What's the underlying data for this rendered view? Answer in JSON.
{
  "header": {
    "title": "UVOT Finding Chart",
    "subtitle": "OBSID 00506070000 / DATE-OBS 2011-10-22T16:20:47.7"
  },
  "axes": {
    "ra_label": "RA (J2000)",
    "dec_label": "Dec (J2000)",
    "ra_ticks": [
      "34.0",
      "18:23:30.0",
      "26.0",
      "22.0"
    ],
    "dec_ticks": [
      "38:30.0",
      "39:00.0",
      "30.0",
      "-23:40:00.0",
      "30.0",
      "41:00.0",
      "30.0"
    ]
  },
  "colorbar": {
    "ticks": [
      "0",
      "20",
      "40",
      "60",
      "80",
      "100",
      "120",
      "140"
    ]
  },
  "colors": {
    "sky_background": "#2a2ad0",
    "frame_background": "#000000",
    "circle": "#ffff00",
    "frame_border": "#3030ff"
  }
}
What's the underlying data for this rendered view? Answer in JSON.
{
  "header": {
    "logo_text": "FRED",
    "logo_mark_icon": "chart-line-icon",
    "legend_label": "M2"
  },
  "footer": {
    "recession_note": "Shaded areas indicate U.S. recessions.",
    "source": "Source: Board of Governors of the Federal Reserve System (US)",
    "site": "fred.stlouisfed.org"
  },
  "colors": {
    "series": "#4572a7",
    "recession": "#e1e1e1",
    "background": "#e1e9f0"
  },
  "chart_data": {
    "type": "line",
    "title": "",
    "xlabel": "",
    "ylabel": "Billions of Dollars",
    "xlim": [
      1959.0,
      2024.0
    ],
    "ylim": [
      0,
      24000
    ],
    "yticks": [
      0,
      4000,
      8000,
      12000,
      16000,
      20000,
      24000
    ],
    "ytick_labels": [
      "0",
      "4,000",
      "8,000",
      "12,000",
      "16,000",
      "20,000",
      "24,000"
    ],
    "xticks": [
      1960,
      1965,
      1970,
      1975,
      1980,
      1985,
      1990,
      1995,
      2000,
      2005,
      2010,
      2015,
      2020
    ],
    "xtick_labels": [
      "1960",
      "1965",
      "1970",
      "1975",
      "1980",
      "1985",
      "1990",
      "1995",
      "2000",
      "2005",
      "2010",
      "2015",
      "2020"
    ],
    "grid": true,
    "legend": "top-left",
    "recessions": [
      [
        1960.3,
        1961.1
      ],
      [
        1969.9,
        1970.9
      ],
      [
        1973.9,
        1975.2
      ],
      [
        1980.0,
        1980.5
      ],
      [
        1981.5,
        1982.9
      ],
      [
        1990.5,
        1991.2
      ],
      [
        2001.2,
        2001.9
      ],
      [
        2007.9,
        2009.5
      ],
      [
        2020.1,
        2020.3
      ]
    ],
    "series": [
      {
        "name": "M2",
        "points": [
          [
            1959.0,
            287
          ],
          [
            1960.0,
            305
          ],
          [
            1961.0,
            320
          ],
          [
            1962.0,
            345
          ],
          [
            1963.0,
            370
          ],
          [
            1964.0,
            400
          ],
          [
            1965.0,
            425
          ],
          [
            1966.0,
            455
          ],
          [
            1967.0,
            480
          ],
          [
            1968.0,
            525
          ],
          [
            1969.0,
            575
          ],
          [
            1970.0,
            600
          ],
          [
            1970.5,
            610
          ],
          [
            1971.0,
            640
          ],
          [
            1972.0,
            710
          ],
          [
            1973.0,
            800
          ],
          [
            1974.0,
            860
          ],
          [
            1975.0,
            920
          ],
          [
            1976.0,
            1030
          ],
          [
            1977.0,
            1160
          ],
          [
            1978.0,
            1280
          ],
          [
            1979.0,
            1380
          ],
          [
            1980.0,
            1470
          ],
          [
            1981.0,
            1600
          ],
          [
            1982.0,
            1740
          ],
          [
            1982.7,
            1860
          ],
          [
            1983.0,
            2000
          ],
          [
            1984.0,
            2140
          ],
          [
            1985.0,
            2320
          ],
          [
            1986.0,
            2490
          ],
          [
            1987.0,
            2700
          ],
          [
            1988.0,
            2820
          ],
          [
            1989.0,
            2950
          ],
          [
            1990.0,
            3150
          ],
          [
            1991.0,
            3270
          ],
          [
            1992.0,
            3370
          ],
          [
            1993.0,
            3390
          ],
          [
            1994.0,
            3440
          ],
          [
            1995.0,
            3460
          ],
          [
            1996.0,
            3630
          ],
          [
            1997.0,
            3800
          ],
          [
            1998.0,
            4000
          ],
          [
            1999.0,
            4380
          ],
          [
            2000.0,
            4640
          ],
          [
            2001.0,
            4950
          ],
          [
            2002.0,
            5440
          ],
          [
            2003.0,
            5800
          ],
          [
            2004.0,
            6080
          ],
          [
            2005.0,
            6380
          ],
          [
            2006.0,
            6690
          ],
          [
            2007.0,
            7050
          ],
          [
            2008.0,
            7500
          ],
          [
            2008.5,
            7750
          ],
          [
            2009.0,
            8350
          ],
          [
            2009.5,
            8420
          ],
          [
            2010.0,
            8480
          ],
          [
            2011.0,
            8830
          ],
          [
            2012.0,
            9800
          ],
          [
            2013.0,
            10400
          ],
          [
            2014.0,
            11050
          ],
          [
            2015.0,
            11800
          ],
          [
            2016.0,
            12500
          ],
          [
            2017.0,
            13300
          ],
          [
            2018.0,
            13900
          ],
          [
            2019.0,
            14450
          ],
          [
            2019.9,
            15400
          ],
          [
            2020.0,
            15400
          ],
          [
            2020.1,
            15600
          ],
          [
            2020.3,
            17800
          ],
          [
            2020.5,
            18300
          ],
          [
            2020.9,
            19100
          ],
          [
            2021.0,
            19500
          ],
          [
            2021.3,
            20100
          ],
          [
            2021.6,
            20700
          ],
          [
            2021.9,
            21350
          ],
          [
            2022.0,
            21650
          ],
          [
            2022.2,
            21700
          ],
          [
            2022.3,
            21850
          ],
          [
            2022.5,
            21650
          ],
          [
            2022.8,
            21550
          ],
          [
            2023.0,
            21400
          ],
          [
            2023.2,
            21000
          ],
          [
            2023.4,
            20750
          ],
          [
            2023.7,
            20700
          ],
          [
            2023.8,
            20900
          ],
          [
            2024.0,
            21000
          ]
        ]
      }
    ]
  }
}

____

▶ Objective: Give back the whole listing, word for word.

▶ Exercise solution:
What's the underlying data for this rendered view? Answer in JSON.
{
  "header": {
    "title": "UVOT Finding Chart",
    "subtitle": "OBSID 00506070000 / DATE-OBS 2011-10-22T16:20:47.7"
  },
  "axes": {
    "ra_label": "RA (J2000)",
    "dec_label": "Dec (J2000)",
    "ra_ticks": [
      "34.0",
      "18:23:30.0",
      "26.0",
      "22.0"
    ],
    "dec_ticks": [
      "38:30.0",
      "39:00.0",
      "30.0",
      "-23:40:00.0",
      "30.0",
      "41:00.0",
      "30.0"
    ]
  },
  "colorbar": {
    "ticks": [
      "0",
      "20",
      "40",
      "60",
      "80",
      "100",
      "120",
      "140"
    ]
  },
  "colors": {
    "sky_background": "#2a2ad0",
    "frame_background": "#000000",
    "circle": "#ffff00",
    "frame_border": "#3030ff"
  }
}
What's the underlying data for this rendered view? Answer in JSON.
{
  "header": {
    "logo_text": "FRED",
    "logo_mark_icon": "chart-line-icon",
    "legend_label": "M2"
  },
  "footer": {
    "recession_note": "Shaded areas indicate U.S. recessions.",
    "source": "Source: Board of Governors of the Federal Reserve System (US)",
    "site": "fred.stlouisfed.org"
  },
  "colors": {
    "series": "#4572a7",
    "recession": "#e1e1e1",
    "background": "#e1e9f0"
  },
  "chart_data": {
    "type": "line",
    "title": "",
    "xlabel": "",
    "ylabel": "Billions of Dollars",
    "xlim": [
      1959.0,
      2024.0
    ],
    "ylim": [
      0,
      24000
    ],
    "yticks": [
      0,
      4000,
      8000,
      12000,
      16000,
      20000,
      24000
    ],
    "ytick_labels": [
      "0",
      "4,000",
      "8,000",
      "12,000",
      "16,000",
      "20,000",
      "24,000"
    ],
    "xticks": [
      1960,
      1965,
      1970,
      1975,
      1980,
      1985,
      1990,
      1995,
      2000,
      2005,
      2010,
      2015,
      2020
    ],
    "xtick_labels": [
      "1960",
      "1965",
      "1970",
      "1975",
      "1980",
      "1985",
      "1990",
      "1995",
      "2000",
      "2005",
      "2010",
      "2015",
      "2020"
    ],
    "grid": true,
    "legend": "top-left",
    "recessions": [
      [
        1960.3,
        1961.1
      ],
      [
        1969.9,
        1970.9
      ],
      [
        1973.9,
        1975.2
      ],
      [
        1980.0,
        1980.5
      ],
      [
        1981.5,
        1982.9
      ],
      [
        1990.5,
        1991.2
      ],
      [
        2001.2,
        2001.9
      ],
      [
        2007.9,
        2009.5
      ],
      [
        2020.1,
        2020.3
      ]
    ],
    "series": [
      {
        "name": "M2",
        "points": [
          [
            1959.0,
            287
          ],
          [
            1960.0,
            305
          ],
          [
            1961.0,
            320
          ],
          [
            1962.0,
            345
          ],
          [
            1963.0,
            370
          ],
          [
            1964.0,
            400
          ],
          [
            1965.0,
            425
          ],
          [
            1966.0,
            455
          ],
          [
            1967.0,
            480
          ],
          [
            1968.0,
            525
          ],
          [
            1969.0,
            575
          ],
          [
            1970.0,
            600
          ],
          [
            1970.5,
            610
          ],
          [
            1971.0,
            640
          ],
          [
            1972.0,
            710
          ],
          [
            1973.0,
            800
          ],
          [
            1974.0,
            860
          ],
          [
            1975.0,
            920
          ],
          [
            1976.0,
            1030
          ],
          [
            1977.0,
            1160
          ],
          [
            1978.0,
            1280
          ],
          [
            1979.0,
            1380
          ],
          [
            1980.0,
            1470
          ],
          [
            1981.0,
            1600
          ],
          [
            1982.0,
            1740
          ],
          [
            1982.7,
            1860
          ],
          [
            1983.0,
            2000
          ],
          [
            1984.0,
            2140
          ],
          [
            1985.0,
            2320
          ],
          [
            1986.0,
            2490
          ],
          [
            1987.0,
            2700
          ],
          [
            1988.0,
            2820
          ],
          [
            1989.0,
            2950
          ],
          [
            1990.0,
            3150
          ],
          [
            1991.0,
            3270
          ],
          [
            1992.0,
            3370
          ],
          [
            1993.0,
            3390
          ],
          [
            1994.0,
            3440
          ],
          [
            1995.0,
            3460
          ],
          [
            1996.0,
            3630
          ],
          [
            1997.0,
            3800
          ],
          [
            1998.0,
            4000
          ],
          [
            1999.0,
            4380
          ],
          [
            2000.0,
            4640
          ],
          [
            2001.0,
            4950
          ],
          [
            2002.0,
            5440
          ],
          [
            2003.0,
            5800
          ],
          [
            2004.0,
            6080
          ],
          [
            2005.0,
            6380
          ],
          [
            2006.0,
            6690
          ],
          [
            2007.0,
            7050
          ],
          [
            2008.0,
            7500
          ],
          [
            2008.5,
            7750
          ],
          [
            2009.0,
            8350
          ],
          [
            2009.5,
            8420
          ],
          [
            2010.0,
            8480
          ],
          [
            2011.0,
            8830
          ],
          [
            2012.0,
            9800
          ],
          [
            2013.0,
            10400
          ],
          [
            2014.0,
            11050
          ],
          [
            2015.0,
            11800
          ],
          [
            2016.0,
            12500
          ],
          [
            2017.0,
            13300
          ],
          [
            2018.0,
            13900
          ],
          [
            2019.0,
            14450
          ],
          [
            2019.9,
            15400
          ],
          [
            2020.0,
            15400
          ],
          [
            2020.1,
            15600
          ],
          [
            2020.3,
            17800
          ],
          [
            2020.5,
            18300
          ],
          [
            2020.9,
            19100
          ],
          [
            2021.0,
            19500
          ],
          [
            2021.3,
            20100
          ],
          [
            2021.6,
            20700
          ],
          [
            2021.9,
            21350
          ],
          [
            2022.0,
            21650
          ],
          [
            2022.2,
            21700
          ],
          [
            2022.3,
            21850
          ],
          [
            2022.5,
            21650
          ],
          [
            2022.8,
            21550
          ],
          [
            2023.0,
            21400
          ],
          [
            2023.2,
            21000
          ],
          [
            2023.4,
            20750
          ],
          [
            2023.7,
            20700
          ],
          [
            2023.8,
            20900
          ],
          [
            2024.0,
            21000
          ]
        ]
      }
    ]
  }
}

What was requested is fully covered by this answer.